● **Given entries**:
## start

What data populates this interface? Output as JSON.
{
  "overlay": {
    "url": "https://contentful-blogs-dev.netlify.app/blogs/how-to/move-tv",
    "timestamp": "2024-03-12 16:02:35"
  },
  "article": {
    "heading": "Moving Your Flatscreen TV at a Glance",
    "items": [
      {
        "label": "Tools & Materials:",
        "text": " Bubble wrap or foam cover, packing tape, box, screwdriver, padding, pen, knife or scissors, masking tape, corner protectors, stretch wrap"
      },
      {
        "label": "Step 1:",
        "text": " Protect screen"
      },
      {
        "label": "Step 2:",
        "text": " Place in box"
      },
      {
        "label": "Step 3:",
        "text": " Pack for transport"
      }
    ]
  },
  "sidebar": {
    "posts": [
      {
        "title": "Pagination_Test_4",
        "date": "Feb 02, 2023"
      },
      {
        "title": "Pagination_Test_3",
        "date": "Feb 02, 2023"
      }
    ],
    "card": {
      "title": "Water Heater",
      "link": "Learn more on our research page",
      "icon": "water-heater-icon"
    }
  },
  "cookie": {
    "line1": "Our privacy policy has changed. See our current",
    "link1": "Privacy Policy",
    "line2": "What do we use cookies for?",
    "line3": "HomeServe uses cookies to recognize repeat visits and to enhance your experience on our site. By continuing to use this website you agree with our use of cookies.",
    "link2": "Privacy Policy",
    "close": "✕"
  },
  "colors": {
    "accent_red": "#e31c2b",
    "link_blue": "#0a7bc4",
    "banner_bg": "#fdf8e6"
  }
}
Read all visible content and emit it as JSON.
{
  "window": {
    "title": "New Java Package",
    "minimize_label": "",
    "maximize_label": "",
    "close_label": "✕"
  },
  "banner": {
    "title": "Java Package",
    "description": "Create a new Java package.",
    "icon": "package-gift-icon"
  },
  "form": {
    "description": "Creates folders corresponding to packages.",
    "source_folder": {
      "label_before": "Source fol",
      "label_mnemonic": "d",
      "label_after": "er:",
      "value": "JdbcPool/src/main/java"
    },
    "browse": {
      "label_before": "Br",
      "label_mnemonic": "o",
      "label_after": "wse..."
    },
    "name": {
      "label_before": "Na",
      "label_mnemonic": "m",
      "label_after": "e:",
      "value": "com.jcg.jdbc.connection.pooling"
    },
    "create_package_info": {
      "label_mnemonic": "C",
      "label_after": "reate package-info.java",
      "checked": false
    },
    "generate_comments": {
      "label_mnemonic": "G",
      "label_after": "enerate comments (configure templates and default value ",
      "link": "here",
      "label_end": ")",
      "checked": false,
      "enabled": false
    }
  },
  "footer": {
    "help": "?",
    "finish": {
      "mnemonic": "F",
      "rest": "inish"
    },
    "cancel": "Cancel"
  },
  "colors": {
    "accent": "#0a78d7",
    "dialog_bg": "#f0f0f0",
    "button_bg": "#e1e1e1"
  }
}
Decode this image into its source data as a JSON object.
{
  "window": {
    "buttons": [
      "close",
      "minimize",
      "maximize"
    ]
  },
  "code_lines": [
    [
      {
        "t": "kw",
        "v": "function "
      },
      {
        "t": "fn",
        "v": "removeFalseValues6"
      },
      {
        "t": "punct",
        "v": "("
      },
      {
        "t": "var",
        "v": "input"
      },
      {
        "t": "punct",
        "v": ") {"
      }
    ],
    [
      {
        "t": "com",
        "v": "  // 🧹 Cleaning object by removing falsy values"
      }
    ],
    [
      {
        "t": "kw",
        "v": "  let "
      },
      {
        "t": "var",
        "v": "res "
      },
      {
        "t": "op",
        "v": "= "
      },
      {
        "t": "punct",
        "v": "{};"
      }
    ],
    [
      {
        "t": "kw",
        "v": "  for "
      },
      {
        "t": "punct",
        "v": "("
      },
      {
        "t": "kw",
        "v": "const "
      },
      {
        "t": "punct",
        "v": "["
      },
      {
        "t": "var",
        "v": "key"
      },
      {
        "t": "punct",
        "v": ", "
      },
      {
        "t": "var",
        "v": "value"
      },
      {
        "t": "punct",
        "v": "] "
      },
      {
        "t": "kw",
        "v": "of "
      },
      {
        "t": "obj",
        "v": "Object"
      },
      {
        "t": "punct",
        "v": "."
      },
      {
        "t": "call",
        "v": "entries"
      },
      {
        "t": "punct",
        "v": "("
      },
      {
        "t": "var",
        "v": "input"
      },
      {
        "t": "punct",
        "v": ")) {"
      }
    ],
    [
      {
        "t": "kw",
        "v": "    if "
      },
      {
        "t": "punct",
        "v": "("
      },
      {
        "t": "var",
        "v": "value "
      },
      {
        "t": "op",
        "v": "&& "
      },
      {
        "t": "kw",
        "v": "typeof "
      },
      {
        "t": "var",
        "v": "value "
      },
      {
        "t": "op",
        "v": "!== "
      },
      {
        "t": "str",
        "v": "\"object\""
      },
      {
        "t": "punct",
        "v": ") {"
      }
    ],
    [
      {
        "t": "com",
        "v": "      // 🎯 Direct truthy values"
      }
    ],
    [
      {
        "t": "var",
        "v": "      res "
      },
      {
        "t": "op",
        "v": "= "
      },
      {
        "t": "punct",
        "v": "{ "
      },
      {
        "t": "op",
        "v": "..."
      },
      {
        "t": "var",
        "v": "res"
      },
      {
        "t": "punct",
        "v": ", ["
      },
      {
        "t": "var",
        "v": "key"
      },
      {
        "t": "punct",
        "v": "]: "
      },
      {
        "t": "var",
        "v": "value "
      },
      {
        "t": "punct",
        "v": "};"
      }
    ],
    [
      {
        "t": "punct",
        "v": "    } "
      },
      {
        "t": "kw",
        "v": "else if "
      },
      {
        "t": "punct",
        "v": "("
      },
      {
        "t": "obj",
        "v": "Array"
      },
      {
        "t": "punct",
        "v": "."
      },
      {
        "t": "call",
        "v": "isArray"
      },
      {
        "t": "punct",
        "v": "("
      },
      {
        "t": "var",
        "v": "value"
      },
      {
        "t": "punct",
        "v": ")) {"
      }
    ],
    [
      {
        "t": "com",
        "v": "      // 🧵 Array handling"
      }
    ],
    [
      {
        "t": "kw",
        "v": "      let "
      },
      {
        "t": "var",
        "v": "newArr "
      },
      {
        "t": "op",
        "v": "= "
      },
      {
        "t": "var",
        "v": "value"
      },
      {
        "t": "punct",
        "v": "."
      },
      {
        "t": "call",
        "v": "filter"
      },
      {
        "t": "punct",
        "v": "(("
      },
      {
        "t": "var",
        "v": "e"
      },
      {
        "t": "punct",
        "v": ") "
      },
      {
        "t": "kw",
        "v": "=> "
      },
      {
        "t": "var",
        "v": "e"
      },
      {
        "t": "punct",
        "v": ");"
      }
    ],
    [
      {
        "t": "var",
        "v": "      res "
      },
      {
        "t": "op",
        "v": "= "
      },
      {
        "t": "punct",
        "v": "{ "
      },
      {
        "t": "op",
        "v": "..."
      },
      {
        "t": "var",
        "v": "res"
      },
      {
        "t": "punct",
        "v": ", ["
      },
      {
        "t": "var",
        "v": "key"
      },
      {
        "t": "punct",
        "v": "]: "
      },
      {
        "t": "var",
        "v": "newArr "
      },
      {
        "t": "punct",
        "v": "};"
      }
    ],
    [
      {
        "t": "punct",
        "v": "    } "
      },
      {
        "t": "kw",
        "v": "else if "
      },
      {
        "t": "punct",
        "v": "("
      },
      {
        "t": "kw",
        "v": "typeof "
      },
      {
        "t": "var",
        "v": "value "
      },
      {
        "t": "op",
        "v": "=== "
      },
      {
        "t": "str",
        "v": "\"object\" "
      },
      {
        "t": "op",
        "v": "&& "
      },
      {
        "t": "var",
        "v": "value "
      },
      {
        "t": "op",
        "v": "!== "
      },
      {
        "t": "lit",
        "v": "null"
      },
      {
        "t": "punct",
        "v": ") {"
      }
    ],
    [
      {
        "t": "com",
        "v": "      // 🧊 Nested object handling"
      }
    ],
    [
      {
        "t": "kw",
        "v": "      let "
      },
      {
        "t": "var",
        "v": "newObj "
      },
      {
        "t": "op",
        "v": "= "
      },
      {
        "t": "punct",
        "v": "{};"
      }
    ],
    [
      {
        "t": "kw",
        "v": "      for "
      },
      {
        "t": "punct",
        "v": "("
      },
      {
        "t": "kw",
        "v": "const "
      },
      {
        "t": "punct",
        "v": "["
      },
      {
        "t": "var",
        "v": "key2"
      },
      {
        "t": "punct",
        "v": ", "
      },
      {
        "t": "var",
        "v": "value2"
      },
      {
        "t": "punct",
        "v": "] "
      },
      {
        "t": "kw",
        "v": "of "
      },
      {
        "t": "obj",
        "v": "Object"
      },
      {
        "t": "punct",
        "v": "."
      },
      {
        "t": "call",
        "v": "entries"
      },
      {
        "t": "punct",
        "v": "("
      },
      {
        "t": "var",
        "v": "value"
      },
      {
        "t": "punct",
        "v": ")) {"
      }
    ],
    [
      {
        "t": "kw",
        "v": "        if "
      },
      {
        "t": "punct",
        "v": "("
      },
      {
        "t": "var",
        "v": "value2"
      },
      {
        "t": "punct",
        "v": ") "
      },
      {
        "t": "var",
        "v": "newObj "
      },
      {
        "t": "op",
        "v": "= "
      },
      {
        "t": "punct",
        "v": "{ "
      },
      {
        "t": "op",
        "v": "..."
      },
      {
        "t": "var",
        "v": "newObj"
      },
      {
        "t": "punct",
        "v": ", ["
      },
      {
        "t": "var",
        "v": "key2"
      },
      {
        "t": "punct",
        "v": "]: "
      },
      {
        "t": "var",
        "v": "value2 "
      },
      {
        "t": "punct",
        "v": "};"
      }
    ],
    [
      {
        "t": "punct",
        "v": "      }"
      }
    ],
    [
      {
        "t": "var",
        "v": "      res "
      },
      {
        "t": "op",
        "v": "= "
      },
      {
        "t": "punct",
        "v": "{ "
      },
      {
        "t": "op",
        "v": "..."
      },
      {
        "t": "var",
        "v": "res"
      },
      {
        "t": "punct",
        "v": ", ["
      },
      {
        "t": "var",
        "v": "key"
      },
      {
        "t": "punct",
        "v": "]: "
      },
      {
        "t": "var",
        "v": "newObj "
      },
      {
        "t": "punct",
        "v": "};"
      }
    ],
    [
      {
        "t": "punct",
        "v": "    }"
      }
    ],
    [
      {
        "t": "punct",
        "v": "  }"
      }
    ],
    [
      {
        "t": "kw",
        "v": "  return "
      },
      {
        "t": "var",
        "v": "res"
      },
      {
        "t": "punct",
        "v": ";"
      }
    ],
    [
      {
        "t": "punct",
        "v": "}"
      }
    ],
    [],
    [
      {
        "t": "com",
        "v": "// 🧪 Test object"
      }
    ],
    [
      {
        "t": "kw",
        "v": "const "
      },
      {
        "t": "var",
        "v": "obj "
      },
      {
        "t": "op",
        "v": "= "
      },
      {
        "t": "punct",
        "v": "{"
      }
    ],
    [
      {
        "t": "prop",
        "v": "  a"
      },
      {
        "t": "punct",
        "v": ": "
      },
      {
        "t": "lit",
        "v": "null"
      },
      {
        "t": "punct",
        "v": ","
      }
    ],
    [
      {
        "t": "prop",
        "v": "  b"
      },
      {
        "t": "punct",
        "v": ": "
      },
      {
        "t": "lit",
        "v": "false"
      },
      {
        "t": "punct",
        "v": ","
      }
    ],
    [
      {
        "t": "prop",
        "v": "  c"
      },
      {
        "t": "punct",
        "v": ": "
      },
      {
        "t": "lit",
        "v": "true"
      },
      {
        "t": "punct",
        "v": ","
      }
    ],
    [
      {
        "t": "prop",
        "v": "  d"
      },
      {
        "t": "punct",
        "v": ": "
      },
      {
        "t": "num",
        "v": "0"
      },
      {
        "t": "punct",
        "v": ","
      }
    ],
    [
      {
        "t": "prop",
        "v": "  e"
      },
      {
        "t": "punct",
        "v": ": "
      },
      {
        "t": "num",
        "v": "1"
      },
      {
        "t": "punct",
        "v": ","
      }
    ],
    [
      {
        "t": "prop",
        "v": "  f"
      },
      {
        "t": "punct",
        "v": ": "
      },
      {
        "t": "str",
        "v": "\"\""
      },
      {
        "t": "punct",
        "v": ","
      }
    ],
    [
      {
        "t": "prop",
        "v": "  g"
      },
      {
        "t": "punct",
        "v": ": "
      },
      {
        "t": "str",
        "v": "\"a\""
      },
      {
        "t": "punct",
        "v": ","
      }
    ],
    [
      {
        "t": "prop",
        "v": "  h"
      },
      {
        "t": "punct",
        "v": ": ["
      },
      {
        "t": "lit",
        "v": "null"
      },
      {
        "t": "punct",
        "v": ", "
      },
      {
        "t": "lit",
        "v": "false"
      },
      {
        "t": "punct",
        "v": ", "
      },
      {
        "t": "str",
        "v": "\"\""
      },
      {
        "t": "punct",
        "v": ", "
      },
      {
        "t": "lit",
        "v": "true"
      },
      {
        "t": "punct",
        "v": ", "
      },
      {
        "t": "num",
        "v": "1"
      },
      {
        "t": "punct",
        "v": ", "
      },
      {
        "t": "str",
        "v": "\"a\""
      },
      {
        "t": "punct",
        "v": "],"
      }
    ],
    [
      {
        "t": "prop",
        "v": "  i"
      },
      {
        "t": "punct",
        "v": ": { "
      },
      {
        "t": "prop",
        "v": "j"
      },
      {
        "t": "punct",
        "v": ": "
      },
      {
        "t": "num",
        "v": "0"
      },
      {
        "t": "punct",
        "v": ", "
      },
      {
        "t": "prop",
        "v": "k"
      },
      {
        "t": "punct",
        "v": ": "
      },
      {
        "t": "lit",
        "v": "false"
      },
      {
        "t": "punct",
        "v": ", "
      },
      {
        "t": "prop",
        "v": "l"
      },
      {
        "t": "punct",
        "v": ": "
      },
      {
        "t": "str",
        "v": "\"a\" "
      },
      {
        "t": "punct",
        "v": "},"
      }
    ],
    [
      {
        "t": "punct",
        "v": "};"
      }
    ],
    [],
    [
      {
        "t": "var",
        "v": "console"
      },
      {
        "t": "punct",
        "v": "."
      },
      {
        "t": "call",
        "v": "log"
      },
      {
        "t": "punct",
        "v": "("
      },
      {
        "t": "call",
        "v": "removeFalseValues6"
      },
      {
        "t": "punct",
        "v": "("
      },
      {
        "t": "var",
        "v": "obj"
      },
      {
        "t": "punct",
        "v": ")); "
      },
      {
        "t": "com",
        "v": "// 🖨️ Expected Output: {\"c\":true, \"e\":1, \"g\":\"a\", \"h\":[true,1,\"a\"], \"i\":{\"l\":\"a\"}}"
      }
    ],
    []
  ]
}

## end

Gather all lines from the records above in which "What" appears.

● **Solved problem**:
What data populates this interface? Output as JSON.
    "line2": "What do we use cookies for?",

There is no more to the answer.